+++ PAGE EXTRACT

I didn't quite follow this, Warren. What are you saying is almost tight? Just to be clear, the puzzle I'm passing along is: Come up with a way of assigning a subset of wine bottles to each rat, such that by observing which rats die you can produce a set of wine bottles known to be safe, where the set of safe bottles is as large as possible (either expected-value or worst-case size). I don't think most of your message was about this problem -- you gave a way to get 800 non-poisoned bottles, but certainly it is possible to do much better than that. --Michael On Thu, Nov 15, 2012 at 7:50 PM, Warren Smith <warren.wds@gmail.com> wrote:
From: Michael Kleber <michael.kleber@gmail.com> You have 1000 bottles of wine, which you need for a party that starts in an hour. Two of the bottles are poisoned. You have ten rats, and you can cause each rat to drink from any subset of the bottles, which will cause it to die if the bottle is poisoned. But the poison takes most of an hour to act, so you only get one round of giving wine to rats, after which you must throw away any bottle which you do not know is safe. What do you do? I'd be happy to hear either worst-case or average-case results. Obviously if only one bottle were poisoned, you'd number the bottles and assign one rat to each bit of the binary representation, and the dead rats would spell out the binary of the unique poisoned bottle number. But two poisoned bottles seems to make this much more subtle.
--Interesting puzzle.
Let W be the number of wine bottles, P the number poisoned, 1<=P<=W, and R the number of rats. The task is to identify the poisoned wine bottles with a single round of feeding each rat a wine-mixture from a selected bottle-subset. Say rat j gets fed subset Sj.
Consider this WxR boolean matrix M: M_ij = 1 if wine bottle i is in set Sj. Otherwise M_ij=0.
The essential property demanded (for a worst-case result allowing us to identify the P poisoned bottles) is that for any P-element subset of the rows of the matrix, its logical-OR (as an R-bit binary word) is DISTINCT from that arising from any other P-element subset. (This logical OR's locations for its 1-bits give the names of the dead rats.)
So evidently for a solution to exist we need that binomial(W, P) <= 2^R.
It was proposed that W=1000, P=2. Hence the left hand side is 499500=1000*999/2. Hence a solution cannot exist unless there are at least 19 rats, R>=19.
Since Kleber had R=10, we conclude there is no solution guaranteed to identify the two poisoned bottles.

++++++

■ **CHALLENGE 1**:
Set down the part of the wine-bottle puzzle thread that opens with the words "The essential property" and closes with "19 rats, R>=19.", copying it word for word.

+++ RECORDS SHOWN

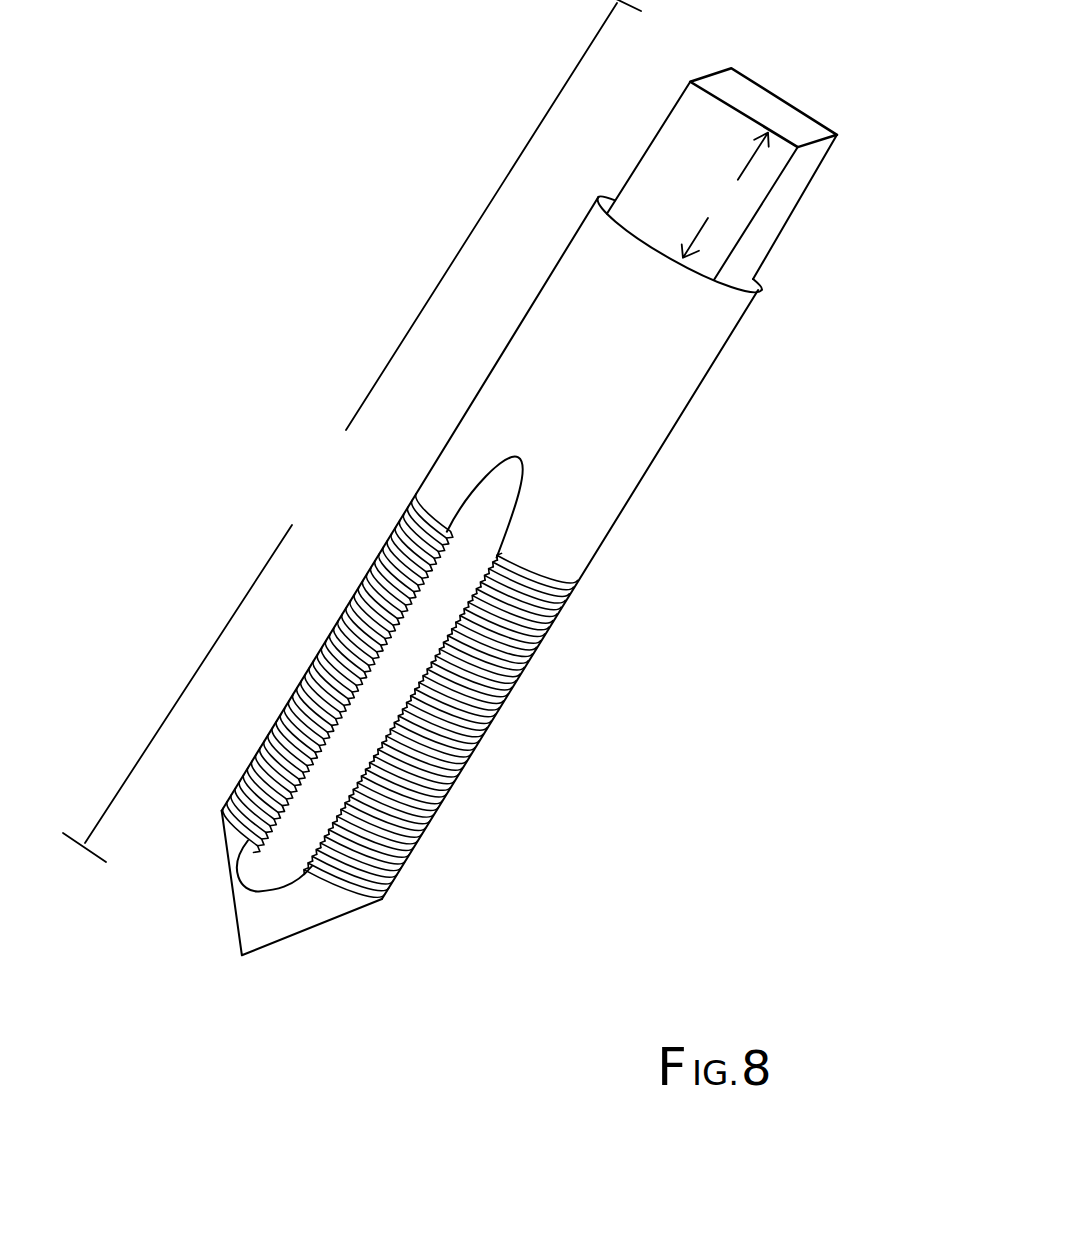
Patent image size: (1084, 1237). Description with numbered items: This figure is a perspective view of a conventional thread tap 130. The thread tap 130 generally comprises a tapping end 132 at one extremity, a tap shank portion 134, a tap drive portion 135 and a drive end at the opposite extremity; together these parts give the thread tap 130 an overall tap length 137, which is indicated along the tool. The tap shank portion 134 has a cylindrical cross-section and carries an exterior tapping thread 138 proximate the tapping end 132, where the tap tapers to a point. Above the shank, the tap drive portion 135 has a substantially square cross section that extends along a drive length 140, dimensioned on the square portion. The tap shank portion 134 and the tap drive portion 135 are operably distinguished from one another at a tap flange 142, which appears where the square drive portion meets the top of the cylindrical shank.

The thread tap 130 is at (492, 524).
The tapping end 132 is at (283, 945).
The tap shank portion 134 is at (595, 517).
The tap drive portion 135 is at (762, 149).
The tap length 137 is at (352, 431).
The exterior tapping thread 138 is at (445, 793).
The drive length 140 is at (718, 190).
The tap flange 142 is at (752, 288).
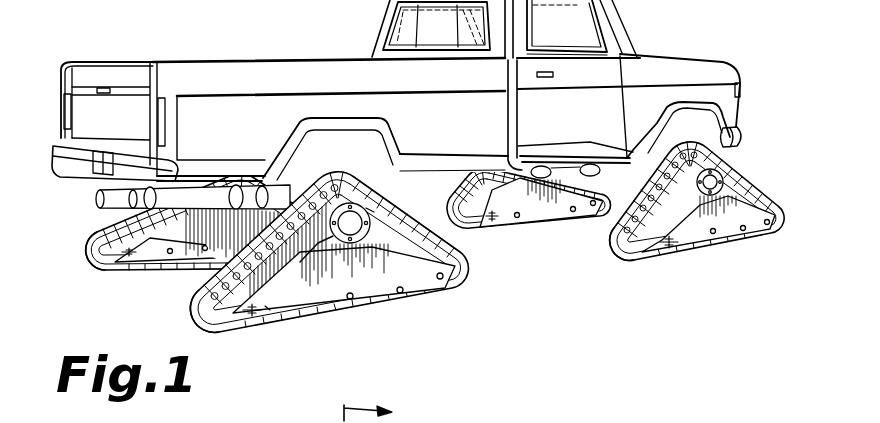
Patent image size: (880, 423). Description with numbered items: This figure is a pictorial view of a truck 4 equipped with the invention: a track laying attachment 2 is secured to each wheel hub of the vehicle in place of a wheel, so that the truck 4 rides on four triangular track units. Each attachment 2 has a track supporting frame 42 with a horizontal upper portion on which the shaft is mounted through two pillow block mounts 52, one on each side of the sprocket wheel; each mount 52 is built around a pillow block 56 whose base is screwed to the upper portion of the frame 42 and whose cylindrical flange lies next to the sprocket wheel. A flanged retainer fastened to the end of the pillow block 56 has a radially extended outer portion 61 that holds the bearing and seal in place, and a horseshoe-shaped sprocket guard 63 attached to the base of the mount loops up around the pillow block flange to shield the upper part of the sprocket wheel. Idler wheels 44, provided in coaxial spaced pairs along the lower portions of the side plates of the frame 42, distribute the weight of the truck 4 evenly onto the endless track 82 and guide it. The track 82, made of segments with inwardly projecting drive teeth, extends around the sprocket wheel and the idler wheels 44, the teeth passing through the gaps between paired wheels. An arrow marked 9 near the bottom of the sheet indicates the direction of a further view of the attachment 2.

The truck 4 is at (648, 56).
The track laying attachment 2 is at (563, 232).
The track 82 is at (94, 270).
The track supporting frame 42 is at (700, 227).
The idler wheels 44 is at (745, 240).
The pillow block mount 52 is at (329, 265).
The pillow block 56 is at (322, 290).
The outer portion of flanged retainer 61 is at (366, 243).
The sprocket guard 63 is at (372, 207).
The section view direction 9 is at (380, 414).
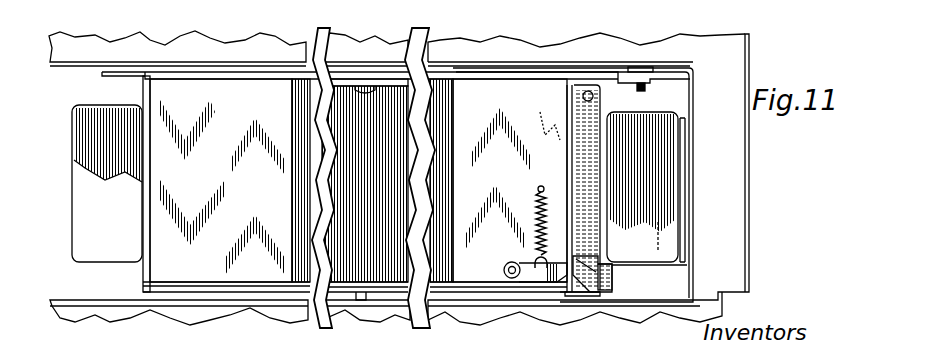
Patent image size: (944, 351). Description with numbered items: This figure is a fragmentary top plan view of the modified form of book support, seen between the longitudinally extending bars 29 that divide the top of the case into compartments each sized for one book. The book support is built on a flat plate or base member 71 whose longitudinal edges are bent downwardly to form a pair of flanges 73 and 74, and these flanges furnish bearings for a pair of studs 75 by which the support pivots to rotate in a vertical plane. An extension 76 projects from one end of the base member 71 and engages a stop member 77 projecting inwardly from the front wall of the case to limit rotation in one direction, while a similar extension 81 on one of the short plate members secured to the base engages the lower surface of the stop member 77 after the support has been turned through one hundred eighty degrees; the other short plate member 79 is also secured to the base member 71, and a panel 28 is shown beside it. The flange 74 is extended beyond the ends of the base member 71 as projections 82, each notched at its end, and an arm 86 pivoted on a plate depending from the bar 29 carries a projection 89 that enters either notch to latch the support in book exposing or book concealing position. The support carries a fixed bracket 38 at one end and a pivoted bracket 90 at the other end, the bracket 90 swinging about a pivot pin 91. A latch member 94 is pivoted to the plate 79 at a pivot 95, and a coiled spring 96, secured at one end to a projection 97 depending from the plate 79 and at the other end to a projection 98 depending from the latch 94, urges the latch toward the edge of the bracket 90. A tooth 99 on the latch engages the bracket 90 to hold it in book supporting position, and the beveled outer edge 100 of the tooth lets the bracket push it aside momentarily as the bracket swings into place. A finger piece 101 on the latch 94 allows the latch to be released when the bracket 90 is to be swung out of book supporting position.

The panel 28 is at (192, 270).
The bar 29 is at (203, 48).
The fixed bracket 38 is at (145, 270).
The base member 71 is at (307, 277).
The flange 73 is at (440, 292).
The flange 74 is at (427, 78).
The stud 75 is at (360, 72).
The extension 76 is at (647, 190).
The stop member 77 is at (683, 160).
The plate member 79 is at (498, 92).
The extension 81 is at (92, 250).
The projection 82 is at (122, 72).
The arm 86 is at (640, 67).
The projection 89 is at (646, 88).
The pivoted bracket 90 is at (568, 158).
The pivot pin 91 is at (583, 96).
The latch member 94 is at (528, 278).
The pivot 95 is at (504, 269).
The coiled spring 96 is at (538, 210).
The projection 97 is at (538, 189).
The projection 98 is at (537, 259).
The tooth 99 is at (583, 262).
The beveled edge 100 is at (610, 266).
The finger piece 101 is at (570, 296).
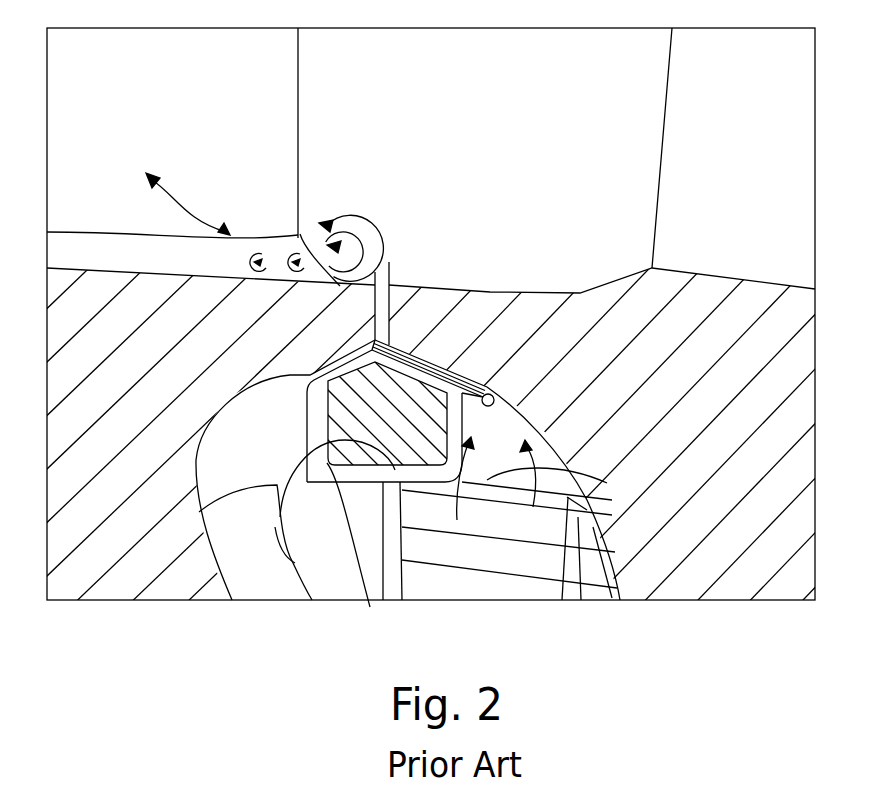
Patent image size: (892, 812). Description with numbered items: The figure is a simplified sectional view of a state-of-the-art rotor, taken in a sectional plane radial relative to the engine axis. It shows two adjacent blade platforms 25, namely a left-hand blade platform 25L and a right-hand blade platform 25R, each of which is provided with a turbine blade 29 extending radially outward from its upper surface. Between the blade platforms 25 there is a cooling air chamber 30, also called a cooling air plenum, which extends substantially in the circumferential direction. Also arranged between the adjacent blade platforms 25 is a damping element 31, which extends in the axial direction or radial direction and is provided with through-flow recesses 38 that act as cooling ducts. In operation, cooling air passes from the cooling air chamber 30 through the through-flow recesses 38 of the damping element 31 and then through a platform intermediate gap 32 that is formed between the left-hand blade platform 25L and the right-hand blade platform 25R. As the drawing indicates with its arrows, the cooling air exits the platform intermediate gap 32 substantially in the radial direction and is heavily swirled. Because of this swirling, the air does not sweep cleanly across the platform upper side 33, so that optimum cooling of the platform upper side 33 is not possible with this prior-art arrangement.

The blade platform 25 is at (527, 303).
The left-hand blade platform 25L is at (184, 372).
The right-hand blade platform 25R is at (728, 450).
The turbine blade 29 is at (275, 73).
The cooling air chamber 30 is at (560, 600).
The damping element 31 is at (372, 600).
The platform intermediate gap 32 is at (378, 272).
The platform upper side 33 is at (484, 290).
The through-flow recess 38 is at (407, 343).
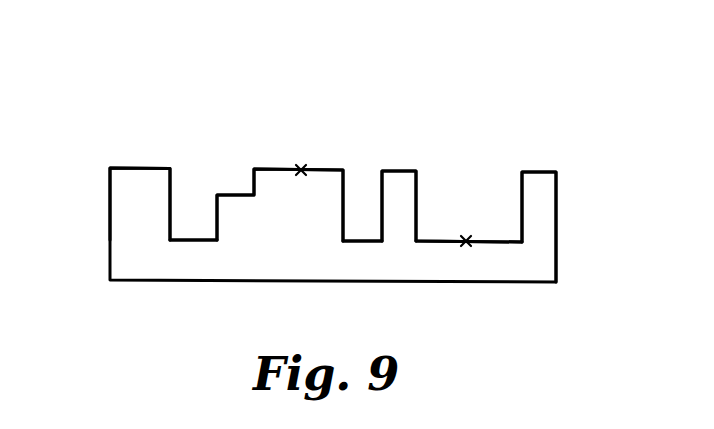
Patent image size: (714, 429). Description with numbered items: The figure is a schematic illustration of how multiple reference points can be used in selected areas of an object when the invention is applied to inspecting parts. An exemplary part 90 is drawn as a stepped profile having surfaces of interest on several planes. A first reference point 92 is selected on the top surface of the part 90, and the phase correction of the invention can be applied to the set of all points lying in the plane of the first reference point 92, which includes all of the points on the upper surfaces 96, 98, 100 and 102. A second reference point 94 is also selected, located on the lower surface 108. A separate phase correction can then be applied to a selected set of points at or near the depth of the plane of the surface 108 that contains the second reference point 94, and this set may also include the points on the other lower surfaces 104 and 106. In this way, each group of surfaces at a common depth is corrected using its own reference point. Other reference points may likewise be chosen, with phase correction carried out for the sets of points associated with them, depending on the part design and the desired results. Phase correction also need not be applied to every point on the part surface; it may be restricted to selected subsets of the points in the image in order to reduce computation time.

The part 90 is at (425, 64).
The first reference point 92 is at (304, 156).
The second reference point 94 is at (467, 220).
The surface 96 is at (138, 168).
The surface 98 is at (280, 168).
The surface 100 is at (393, 168).
The surface 102 is at (538, 171).
The surface 104 is at (194, 242).
The surface 106 is at (360, 242).
The surface 108 is at (491, 243).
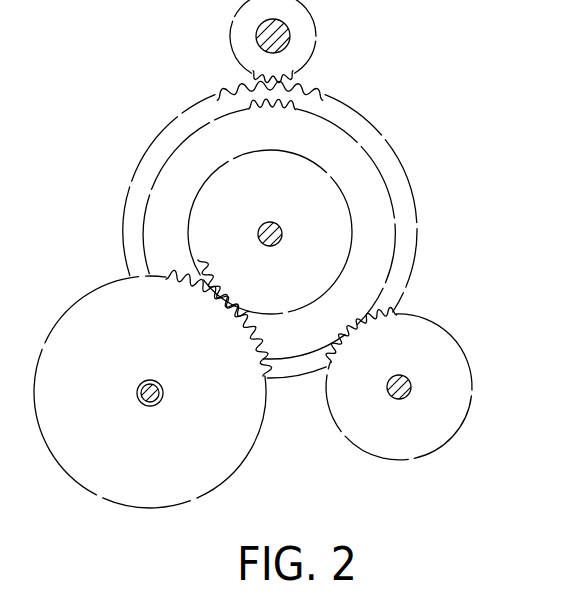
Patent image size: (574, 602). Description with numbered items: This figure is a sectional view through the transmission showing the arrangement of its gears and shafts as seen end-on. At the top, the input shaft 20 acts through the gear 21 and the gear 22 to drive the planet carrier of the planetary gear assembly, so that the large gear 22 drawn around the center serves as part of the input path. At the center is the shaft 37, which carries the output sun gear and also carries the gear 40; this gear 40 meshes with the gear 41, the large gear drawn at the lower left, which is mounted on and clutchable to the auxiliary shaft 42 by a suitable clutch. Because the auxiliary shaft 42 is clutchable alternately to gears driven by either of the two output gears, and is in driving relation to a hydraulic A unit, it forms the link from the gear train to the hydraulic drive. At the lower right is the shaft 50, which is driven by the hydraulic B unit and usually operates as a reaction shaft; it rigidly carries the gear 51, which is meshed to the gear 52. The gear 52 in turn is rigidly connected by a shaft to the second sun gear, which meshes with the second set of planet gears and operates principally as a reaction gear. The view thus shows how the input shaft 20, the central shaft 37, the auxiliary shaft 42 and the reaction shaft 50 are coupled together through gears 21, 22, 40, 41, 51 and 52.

The input shaft 20 is at (258, 32).
The gear 21 is at (305, 52).
The gear 22 is at (322, 98).
The shaft 37 is at (283, 233).
The gear 40 is at (308, 290).
The gear 41 is at (218, 470).
The auxiliary shaft 42 is at (160, 390).
The shaft 50 is at (410, 387).
The gear 51 is at (439, 343).
The gear 52 is at (391, 254).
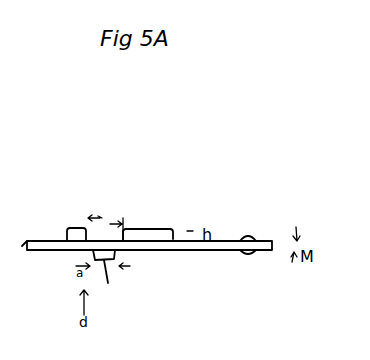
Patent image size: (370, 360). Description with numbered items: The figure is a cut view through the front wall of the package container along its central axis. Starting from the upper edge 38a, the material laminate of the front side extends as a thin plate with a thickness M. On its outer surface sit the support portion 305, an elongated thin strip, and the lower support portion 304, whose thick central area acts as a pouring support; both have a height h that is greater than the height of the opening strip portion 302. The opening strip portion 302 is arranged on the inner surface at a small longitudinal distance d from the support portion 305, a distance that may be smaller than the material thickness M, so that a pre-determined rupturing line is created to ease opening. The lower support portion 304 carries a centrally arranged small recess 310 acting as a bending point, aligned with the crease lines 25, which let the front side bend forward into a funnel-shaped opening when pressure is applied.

The recess 310 is at (240, 260).
The upper edge 38a is at (27, 243).
The support portion 305 is at (71, 226).
The lower support portion 304 is at (148, 228).
The opening strip portion 302 is at (123, 278).
The crease lines 25 is at (250, 235).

++++++

■ **CHALLENGE 2**:
Extract the lines of the records from their start through the line containing "The drive length 140 is at (718, 190).", both ends included, and leave the pictures out of your answer.

■ **CORRECT ANSWER 1**:
The essential property demanded (for a worst-case result allowing us to identify the P poisoned bottles) is that for any P-element subset of the rows of the matrix, its logical-OR (as an R-bit binary word) is DISTINCT from that arising from any other P-element subset. (This logical OR's locations for its 1-bits give the names of the dead rats.)
So evidently for a solution to exist we need that binomial(W, P) <= 2^R.
It was proposed that W=1000, P=2. Hence the left hand side is 499500=1000*999/2. Hence a solution cannot exist unless there are at least 19 rats, R>=19.

■ **CORRECT ANSWER 2**:
Patent image size: (1084, 1237). Description with numbered items: This figure is a perspective view of a conventional thread tap 130. The thread tap 130 generally comprises a tapping end 132 at one extremity, a tap shank portion 134, a tap drive portion 135 and a drive end at the opposite extremity; together these parts give the thread tap 130 an overall tap length 137, which is indicated along the tool. The tap shank portion 134 has a cylindrical cross-section and carries an exterior tapping thread 138 proximate the tapping end 132, where the tap tapers to a point. Above the shank, the tap drive portion 135 has a substantially square cross section that extends along a drive length 140, dimensioned on the square portion. The tap shank portion 134 and the tap drive portion 135 are operably distinguished from one another at a tap flange 142, which appears where the square drive portion meets the top of the cylindrical shank.

The thread tap 130 is at (492, 524).
The tapping end 132 is at (283, 945).
The tap shank portion 134 is at (595, 517).
The tap drive portion 135 is at (762, 149).
The tap length 137 is at (352, 431).
The exterior tapping thread 138 is at (445, 793).
The drive length 140 is at (718, 190).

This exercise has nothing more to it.